- [GOAL] Every line of the material below must be repeated exactly.

------------------------------------------------

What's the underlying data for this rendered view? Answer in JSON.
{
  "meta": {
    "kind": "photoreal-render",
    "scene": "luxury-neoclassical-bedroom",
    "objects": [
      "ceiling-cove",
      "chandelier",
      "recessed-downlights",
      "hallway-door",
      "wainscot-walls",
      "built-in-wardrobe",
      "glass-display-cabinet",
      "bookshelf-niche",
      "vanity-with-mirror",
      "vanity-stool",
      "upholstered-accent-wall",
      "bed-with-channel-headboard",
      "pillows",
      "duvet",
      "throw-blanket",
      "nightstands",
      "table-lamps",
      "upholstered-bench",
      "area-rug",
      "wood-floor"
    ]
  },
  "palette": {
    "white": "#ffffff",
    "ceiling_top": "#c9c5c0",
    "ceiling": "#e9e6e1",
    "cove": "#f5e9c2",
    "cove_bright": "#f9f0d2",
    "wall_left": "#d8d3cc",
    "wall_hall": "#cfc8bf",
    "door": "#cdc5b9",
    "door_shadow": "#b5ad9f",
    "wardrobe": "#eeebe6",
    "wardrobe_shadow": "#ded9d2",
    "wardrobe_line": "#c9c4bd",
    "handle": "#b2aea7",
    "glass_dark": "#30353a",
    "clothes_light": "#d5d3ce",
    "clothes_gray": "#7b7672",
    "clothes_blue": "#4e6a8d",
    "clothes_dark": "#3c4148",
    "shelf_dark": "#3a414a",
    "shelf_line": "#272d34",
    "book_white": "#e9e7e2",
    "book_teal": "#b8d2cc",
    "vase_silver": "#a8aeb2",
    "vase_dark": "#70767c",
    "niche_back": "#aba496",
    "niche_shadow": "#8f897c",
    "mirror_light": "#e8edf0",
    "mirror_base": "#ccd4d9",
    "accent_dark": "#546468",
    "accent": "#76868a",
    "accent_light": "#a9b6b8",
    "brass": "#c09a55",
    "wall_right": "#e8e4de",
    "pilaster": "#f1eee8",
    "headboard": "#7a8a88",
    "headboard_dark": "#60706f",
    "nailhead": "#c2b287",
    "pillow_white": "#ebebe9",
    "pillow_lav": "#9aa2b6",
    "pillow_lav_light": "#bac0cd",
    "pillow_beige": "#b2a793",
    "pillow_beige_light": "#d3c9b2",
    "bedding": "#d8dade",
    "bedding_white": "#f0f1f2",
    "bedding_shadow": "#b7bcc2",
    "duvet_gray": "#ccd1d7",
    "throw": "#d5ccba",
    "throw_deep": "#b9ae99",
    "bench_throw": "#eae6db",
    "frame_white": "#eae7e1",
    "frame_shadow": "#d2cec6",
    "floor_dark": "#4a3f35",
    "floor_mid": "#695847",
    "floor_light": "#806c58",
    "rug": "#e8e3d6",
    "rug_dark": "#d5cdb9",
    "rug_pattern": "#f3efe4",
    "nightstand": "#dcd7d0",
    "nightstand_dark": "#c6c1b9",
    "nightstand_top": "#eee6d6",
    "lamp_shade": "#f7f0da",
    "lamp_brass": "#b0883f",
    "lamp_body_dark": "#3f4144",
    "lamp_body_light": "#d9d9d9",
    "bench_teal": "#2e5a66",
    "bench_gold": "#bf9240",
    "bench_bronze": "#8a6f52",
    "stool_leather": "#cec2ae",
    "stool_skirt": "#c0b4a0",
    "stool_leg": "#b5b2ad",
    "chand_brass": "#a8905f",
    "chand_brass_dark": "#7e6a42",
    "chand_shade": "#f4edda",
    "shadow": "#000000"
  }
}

------------------------------------------------

- [EXERCISE RESPONSE]
What's the underlying data for this rendered view? Answer in JSON.
{
  "meta": {
    "kind": "photoreal-render",
    "scene": "luxury-neoclassical-bedroom",
    "objects": [
      "ceiling-cove",
      "chandelier",
      "recessed-downlights",
      "hallway-door",
      "wainscot-walls",
      "built-in-wardrobe",
      "glass-display-cabinet",
      "bookshelf-niche",
      "vanity-with-mirror",
      "vanity-stool",
      "upholstered-accent-wall",
      "bed-with-channel-headboard",
      "pillows",
      "duvet",
      "throw-blanket",
      "nightstands",
      "table-lamps",
      "upholstered-bench",
      "area-rug",
      "wood-floor"
    ]
  },
  "palette": {
    "white": "#ffffff",
    "ceiling_top": "#c9c5c0",
    "ceiling": "#e9e6e1",
    "cove": "#f5e9c2",
    "cove_bright": "#f9f0d2",
    "wall_left": "#d8d3cc",
    "wall_hall": "#cfc8bf",
    "door": "#cdc5b9",
    "door_shadow": "#b5ad9f",
    "wardrobe": "#eeebe6",
    "wardrobe_shadow": "#ded9d2",
    "wardrobe_line": "#c9c4bd",
    "handle": "#b2aea7",
    "glass_dark": "#30353a",
    "clothes_light": "#d5d3ce",
    "clothes_gray": "#7b7672",
    "clothes_blue": "#4e6a8d",
    "clothes_dark": "#3c4148",
    "shelf_dark": "#3a414a",
    "shelf_line": "#272d34",
    "book_white": "#e9e7e2",
    "book_teal": "#b8d2cc",
    "vase_silver": "#a8aeb2",
    "vase_dark": "#70767c",
    "niche_back": "#aba496",
    "niche_shadow": "#8f897c",
    "mirror_light": "#e8edf0",
    "mirror_base": "#ccd4d9",
    "accent_dark": "#546468",
    "accent": "#76868a",
    "accent_light": "#a9b6b8",
    "brass": "#c09a55",
    "wall_right": "#e8e4de",
    "pilaster": "#f1eee8",
    "headboard": "#7a8a88",
    "headboard_dark": "#60706f",
    "nailhead": "#c2b287",
    "pillow_white": "#ebebe9",
    "pillow_lav": "#9aa2b6",
    "pillow_lav_light": "#bac0cd",
    "pillow_beige": "#b2a793",
    "pillow_beige_light": "#d3c9b2",
    "bedding": "#d8dade",
    "bedding_white": "#f0f1f2",
    "bedding_shadow": "#b7bcc2",
    "duvet_gray": "#ccd1d7",
    "throw": "#d5ccba",
    "throw_deep": "#b9ae99",
    "bench_throw": "#eae6db",
    "frame_white": "#eae7e1",
    "frame_shadow": "#d2cec6",
    "floor_dark": "#4a3f35",
    "floor_mid": "#695847",
    "floor_light": "#806c58",
    "rug": "#e8e3d6",
    "rug_dark": "#d5cdb9",
    "rug_pattern": "#f3efe4",
    "nightstand": "#dcd7d0",
    "nightstand_dark": "#c6c1b9",
    "nightstand_top": "#eee6d6",
    "lamp_shade": "#f7f0da",
    "lamp_brass": "#b0883f",
    "lamp_body_dark": "#3f4144",
    "lamp_body_light": "#d9d9d9",
    "bench_teal": "#2e5a66",
    "bench_gold": "#bf9240",
    "bench_bronze": "#8a6f52",
    "stool_leather": "#cec2ae",
    "stool_skirt": "#c0b4a0",
    "stool_leg": "#b5b2ad",
    "chand_brass": "#a8905f",
    "chand_brass_dark": "#7e6a42",
    "chand_shade": "#f4edda",
    "shadow": "#000000"
  }
}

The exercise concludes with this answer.